*** ROWS
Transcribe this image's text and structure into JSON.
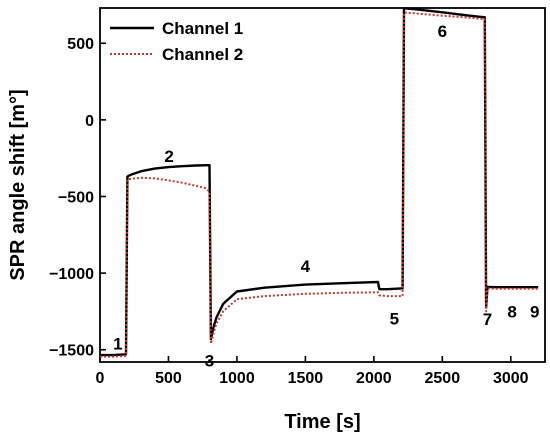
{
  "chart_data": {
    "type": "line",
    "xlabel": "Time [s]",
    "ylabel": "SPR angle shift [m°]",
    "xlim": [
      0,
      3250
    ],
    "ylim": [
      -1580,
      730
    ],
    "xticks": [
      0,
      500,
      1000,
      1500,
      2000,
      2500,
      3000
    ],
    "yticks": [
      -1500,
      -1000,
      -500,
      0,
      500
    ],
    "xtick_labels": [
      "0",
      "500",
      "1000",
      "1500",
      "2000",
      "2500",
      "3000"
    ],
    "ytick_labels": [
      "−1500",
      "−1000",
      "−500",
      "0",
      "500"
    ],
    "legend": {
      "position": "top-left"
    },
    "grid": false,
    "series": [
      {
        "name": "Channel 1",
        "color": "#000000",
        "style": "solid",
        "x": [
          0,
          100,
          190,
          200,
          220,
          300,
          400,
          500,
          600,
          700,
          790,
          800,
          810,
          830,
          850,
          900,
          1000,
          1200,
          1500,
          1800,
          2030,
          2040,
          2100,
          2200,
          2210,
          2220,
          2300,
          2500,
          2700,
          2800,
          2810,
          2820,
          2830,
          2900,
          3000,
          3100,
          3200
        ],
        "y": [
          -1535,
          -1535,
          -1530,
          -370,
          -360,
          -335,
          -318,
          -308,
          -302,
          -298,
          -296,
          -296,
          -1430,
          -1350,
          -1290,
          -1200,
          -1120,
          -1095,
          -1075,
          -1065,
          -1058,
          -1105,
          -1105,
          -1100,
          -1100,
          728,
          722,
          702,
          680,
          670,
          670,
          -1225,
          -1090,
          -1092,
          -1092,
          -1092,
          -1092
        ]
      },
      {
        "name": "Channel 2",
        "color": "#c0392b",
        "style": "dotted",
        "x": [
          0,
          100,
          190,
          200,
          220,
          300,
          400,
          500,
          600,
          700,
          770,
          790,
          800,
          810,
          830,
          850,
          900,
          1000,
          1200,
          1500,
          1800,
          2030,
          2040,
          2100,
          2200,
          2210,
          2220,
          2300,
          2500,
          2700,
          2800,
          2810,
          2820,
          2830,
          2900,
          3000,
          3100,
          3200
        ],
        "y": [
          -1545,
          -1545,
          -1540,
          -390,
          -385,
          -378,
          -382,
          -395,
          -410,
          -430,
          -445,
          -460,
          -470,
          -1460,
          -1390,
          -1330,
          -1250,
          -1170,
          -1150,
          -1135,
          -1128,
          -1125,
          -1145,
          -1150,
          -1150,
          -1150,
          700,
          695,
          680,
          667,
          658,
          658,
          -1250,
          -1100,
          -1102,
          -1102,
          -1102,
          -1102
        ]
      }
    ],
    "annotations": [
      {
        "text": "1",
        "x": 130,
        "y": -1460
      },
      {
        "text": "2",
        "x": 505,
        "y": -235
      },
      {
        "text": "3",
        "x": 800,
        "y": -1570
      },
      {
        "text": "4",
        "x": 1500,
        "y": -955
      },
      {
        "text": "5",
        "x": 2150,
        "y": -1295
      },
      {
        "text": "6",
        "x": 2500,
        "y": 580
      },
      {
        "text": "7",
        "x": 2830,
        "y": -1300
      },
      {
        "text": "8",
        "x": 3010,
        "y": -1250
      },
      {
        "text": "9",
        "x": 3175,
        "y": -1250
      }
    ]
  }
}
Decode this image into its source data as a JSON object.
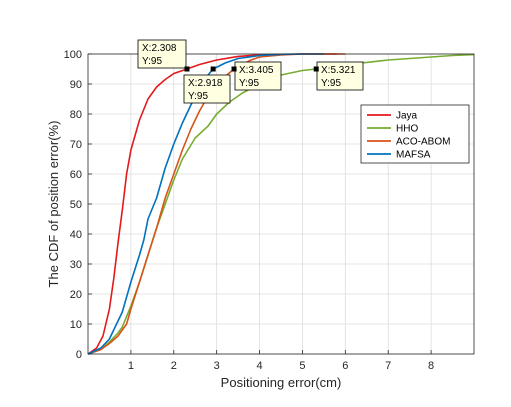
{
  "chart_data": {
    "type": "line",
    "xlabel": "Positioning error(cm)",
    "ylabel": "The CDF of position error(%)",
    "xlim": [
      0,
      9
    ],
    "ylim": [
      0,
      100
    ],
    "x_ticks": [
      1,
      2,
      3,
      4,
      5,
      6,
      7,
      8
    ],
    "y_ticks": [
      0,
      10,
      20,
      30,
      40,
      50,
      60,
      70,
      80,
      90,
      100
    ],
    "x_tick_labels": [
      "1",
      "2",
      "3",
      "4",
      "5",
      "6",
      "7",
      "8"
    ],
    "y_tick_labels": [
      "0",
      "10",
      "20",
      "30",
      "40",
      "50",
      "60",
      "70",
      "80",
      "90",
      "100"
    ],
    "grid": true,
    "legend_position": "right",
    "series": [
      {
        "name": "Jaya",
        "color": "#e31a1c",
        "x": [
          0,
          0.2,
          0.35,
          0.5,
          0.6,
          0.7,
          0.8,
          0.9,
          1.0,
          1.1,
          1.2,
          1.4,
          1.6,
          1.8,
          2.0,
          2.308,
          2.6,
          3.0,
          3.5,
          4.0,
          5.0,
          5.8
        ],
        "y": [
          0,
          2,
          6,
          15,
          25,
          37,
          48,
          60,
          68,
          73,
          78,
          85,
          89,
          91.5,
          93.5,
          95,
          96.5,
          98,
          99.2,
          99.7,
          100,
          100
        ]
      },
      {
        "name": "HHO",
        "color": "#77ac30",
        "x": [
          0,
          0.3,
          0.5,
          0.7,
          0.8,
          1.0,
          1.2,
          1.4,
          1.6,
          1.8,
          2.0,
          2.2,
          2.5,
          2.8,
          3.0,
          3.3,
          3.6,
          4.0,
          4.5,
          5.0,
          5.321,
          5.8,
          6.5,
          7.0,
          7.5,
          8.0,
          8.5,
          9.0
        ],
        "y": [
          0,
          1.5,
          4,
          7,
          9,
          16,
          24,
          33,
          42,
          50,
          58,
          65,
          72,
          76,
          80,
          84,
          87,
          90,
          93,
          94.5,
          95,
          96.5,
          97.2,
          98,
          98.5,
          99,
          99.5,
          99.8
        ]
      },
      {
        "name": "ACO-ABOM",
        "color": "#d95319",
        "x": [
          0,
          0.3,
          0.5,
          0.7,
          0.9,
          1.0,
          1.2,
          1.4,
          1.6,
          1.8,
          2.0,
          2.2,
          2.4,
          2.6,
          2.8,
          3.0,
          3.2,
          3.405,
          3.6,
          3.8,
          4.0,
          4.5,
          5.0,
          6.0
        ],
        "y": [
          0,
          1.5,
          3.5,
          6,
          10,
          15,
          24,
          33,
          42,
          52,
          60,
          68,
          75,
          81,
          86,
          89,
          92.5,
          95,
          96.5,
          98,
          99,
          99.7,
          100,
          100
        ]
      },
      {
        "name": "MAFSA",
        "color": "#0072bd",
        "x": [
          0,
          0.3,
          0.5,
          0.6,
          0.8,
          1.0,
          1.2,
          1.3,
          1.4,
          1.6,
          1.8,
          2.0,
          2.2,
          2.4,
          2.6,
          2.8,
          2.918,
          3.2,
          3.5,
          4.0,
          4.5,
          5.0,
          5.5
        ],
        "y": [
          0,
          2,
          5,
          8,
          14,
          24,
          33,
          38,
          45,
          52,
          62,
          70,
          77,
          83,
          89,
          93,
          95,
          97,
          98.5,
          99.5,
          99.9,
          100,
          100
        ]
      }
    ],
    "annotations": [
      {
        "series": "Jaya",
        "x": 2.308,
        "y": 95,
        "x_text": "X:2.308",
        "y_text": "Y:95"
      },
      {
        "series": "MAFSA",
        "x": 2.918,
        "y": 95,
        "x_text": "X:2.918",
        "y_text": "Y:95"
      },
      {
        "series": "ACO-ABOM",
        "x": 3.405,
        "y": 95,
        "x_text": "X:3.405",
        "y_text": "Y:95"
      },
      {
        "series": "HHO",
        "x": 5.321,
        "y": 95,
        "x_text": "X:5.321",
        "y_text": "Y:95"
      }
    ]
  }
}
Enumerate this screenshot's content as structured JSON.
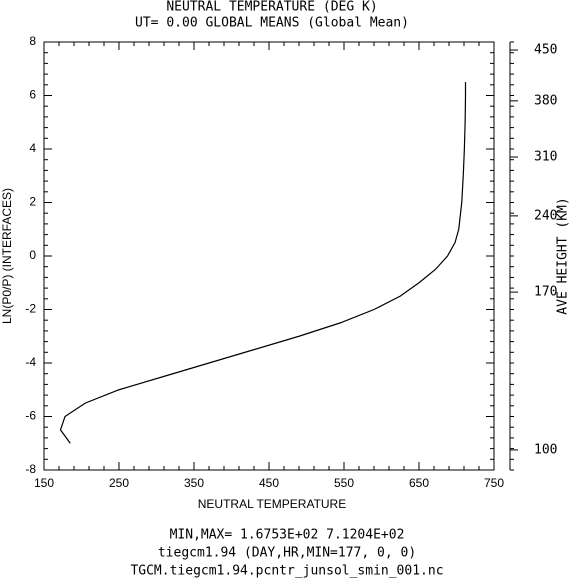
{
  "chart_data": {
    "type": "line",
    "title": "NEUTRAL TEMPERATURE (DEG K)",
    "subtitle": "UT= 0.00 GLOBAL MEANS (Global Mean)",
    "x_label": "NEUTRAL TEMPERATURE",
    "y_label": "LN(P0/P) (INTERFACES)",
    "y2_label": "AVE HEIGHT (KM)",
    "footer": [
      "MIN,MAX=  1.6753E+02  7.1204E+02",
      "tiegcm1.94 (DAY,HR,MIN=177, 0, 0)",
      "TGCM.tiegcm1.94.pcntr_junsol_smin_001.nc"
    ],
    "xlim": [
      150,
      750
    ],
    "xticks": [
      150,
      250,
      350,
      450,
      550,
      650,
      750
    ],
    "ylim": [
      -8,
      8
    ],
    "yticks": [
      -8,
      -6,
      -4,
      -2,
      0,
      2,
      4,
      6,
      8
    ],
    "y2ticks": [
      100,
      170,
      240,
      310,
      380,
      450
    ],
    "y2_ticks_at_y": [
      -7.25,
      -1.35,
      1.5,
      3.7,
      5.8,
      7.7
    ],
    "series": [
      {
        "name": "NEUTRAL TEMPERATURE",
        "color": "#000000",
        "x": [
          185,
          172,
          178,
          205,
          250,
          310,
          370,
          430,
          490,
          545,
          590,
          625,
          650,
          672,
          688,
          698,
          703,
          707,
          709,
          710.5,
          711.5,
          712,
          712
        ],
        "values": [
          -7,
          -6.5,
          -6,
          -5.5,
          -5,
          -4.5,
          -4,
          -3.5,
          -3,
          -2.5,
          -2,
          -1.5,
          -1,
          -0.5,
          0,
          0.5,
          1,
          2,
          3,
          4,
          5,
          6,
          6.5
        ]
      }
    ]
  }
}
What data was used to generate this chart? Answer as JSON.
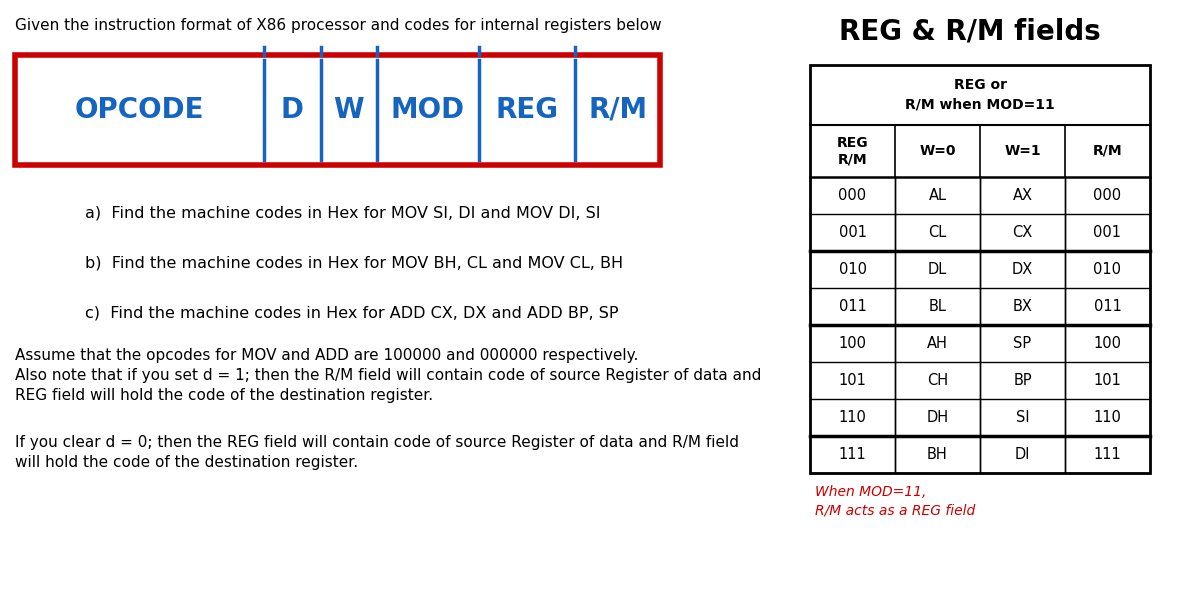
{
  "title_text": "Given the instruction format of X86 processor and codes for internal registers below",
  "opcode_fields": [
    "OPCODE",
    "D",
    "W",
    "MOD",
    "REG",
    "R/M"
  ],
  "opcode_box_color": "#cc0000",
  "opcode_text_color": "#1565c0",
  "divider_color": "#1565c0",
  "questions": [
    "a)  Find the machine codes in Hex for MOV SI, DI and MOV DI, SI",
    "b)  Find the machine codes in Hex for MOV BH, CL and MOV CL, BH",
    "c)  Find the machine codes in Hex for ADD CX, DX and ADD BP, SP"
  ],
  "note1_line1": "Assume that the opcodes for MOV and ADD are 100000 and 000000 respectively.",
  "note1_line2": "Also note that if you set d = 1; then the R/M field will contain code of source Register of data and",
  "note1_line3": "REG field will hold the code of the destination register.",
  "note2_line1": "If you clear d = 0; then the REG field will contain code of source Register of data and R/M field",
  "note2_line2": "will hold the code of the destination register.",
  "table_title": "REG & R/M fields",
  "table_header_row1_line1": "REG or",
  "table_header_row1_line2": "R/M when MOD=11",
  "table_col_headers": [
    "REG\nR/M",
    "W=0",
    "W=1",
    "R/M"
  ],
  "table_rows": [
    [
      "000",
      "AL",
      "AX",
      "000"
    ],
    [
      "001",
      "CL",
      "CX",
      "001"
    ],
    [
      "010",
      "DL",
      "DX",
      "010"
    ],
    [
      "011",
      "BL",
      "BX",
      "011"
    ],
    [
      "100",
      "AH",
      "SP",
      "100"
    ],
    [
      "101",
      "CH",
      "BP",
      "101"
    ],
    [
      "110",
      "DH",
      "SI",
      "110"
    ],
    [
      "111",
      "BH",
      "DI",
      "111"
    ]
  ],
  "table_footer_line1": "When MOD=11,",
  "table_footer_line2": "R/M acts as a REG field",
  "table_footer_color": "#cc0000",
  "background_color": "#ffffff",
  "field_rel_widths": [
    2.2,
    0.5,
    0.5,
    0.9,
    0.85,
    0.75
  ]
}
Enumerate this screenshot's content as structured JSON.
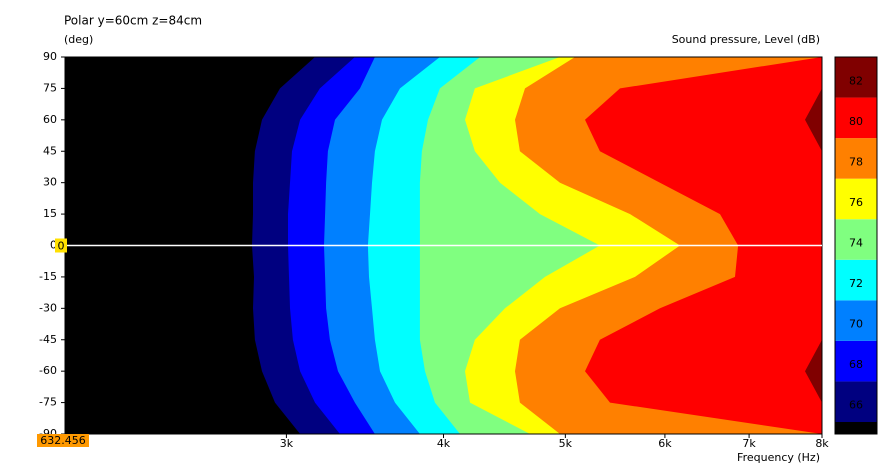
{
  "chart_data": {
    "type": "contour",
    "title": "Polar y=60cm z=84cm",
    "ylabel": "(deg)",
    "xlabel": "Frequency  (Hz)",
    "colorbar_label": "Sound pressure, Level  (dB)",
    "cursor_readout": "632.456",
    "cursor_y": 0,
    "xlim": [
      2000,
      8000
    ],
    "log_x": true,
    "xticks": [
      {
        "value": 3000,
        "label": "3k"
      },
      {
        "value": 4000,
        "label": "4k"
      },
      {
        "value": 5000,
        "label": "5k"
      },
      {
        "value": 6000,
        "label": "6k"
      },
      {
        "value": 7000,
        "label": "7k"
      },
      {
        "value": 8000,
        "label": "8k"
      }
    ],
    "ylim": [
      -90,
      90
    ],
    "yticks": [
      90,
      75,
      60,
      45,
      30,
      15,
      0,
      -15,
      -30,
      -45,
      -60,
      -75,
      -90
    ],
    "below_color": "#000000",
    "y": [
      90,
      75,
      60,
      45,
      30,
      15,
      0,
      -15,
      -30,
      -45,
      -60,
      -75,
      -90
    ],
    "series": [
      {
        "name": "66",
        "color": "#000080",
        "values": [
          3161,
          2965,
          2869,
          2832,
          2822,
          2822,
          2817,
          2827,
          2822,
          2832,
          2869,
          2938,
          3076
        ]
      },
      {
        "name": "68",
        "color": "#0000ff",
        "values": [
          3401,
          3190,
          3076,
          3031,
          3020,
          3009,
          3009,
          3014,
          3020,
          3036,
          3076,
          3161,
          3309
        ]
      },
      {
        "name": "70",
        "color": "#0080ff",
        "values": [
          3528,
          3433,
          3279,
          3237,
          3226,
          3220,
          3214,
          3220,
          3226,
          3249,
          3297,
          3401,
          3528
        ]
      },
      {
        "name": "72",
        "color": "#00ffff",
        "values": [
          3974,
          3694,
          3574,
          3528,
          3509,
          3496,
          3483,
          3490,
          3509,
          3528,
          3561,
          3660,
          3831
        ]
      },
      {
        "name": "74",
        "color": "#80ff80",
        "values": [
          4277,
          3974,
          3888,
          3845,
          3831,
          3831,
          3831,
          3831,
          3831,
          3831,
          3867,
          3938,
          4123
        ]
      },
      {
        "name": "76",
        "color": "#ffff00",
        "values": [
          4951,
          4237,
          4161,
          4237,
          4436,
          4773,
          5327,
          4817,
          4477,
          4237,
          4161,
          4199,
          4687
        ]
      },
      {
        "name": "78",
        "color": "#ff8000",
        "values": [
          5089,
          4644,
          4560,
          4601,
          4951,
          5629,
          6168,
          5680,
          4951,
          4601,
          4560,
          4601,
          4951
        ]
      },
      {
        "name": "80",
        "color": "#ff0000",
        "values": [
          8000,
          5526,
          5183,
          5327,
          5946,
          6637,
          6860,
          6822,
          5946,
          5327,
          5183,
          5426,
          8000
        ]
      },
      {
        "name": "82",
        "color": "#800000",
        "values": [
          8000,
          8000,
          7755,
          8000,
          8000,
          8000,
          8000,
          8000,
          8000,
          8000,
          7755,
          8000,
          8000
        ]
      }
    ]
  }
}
******
Each line holding "JSON" must be found and copied.

#### [SOLUTION FOR THIS PROBLEM]
Transcribe this image's text and structure into JSON.
Decode this image into its source data as a JSON object.
Enumerate this screenshot's content as structured JSON.
What data was used to generate this chart? Answer as JSON.
Enumerate this screenshot's content as structured JSON.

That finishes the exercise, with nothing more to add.